▶ **Exercise requirements**
Write each record again exactly as it stands.

▶ **Records to process**
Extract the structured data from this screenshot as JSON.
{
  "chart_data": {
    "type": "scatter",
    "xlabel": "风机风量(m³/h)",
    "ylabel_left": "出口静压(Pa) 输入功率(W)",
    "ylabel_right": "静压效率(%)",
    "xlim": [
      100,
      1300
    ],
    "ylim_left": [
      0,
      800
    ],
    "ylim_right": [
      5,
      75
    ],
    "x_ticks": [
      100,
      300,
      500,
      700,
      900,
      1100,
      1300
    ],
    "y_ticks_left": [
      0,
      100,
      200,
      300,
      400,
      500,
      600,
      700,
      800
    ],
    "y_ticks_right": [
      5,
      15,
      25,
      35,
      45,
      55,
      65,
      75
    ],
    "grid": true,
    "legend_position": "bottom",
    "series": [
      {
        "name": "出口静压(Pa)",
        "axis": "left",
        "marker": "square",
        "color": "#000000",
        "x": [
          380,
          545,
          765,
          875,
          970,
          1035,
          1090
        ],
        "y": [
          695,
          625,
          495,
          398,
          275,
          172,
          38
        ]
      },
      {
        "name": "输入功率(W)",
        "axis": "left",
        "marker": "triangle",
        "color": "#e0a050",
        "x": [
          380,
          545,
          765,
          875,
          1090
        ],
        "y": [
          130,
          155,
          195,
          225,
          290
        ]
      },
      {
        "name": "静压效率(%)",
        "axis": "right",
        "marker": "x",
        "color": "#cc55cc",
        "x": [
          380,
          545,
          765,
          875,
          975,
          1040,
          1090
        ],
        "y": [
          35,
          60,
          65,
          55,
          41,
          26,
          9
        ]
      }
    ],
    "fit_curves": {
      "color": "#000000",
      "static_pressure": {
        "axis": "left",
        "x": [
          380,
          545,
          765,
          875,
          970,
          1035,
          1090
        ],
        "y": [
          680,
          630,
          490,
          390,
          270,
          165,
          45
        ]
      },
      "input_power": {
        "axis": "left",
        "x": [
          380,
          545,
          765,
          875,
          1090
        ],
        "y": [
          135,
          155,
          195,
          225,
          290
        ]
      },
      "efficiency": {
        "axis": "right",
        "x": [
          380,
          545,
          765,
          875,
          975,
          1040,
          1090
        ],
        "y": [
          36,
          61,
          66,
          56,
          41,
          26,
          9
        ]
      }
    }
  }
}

▶ **Exercise answer**
Extract the structured data from this screenshot as JSON.
{
  "chart_data": {
    "type": "scatter",
    "xlabel": "风机风量(m³/h)",
    "ylabel_left": "出口静压(Pa) 输入功率(W)",
    "ylabel_right": "静压效率(%)",
    "xlim": [
      100,
      1300
    ],
    "ylim_left": [
      0,
      800
    ],
    "ylim_right": [
      5,
      75
    ],
    "x_ticks": [
      100,
      300,
      500,
      700,
      900,
      1100,
      1300
    ],
    "y_ticks_left": [
      0,
      100,
      200,
      300,
      400,
      500,
      600,
      700,
      800
    ],
    "y_ticks_right": [
      5,
      15,
      25,
      35,
      45,
      55,
      65,
      75
    ],
    "grid": true,
    "legend_position": "bottom",
    "series": [
      {
        "name": "出口静压(Pa)",
        "axis": "left",
        "marker": "square",
        "color": "#000000",
        "x": [
          380,
          545,
          765,
          875,
          970,
          1035,
          1090
        ],
        "y": [
          695,
          625,
          495,
          398,
          275,
          172,
          38
        ]
      },
      {
        "name": "输入功率(W)",
        "axis": "left",
        "marker": "triangle",
        "color": "#e0a050",
        "x": [
          380,
          545,
          765,
          875,
          1090
        ],
        "y": [
          130,
          155,
          195,
          225,
          290
        ]
      },
      {
        "name": "静压效率(%)",
        "axis": "right",
        "marker": "x",
        "color": "#cc55cc",
        "x": [
          380,
          545,
          765,
          875,
          975,
          1040,
          1090
        ],
        "y": [
          35,
          60,
          65,
          55,
          41,
          26,
          9
        ]
      }
    ],
    "fit_curves": {
      "color": "#000000",
      "static_pressure": {
        "axis": "left",
        "x": [
          380,
          545,
          765,
          875,
          970,
          1035,
          1090
        ],
        "y": [
          680,
          630,
          490,
          390,
          270,
          165,
          45
        ]
      },
      "input_power": {
        "axis": "left",
        "x": [
          380,
          545,
          765,
          875,
          1090
        ],
        "y": [
          135,
          155,
          195,
          225,
          290
        ]
      },
      "efficiency": {
        "axis": "right",
        "x": [
          380,
          545,
          765,
          875,
          975,
          1040,
          1090
        ],
        "y": [
          36,
          61,
          66,
          56,
          41,
          26,
          9
        ]
      }
    }
  }
}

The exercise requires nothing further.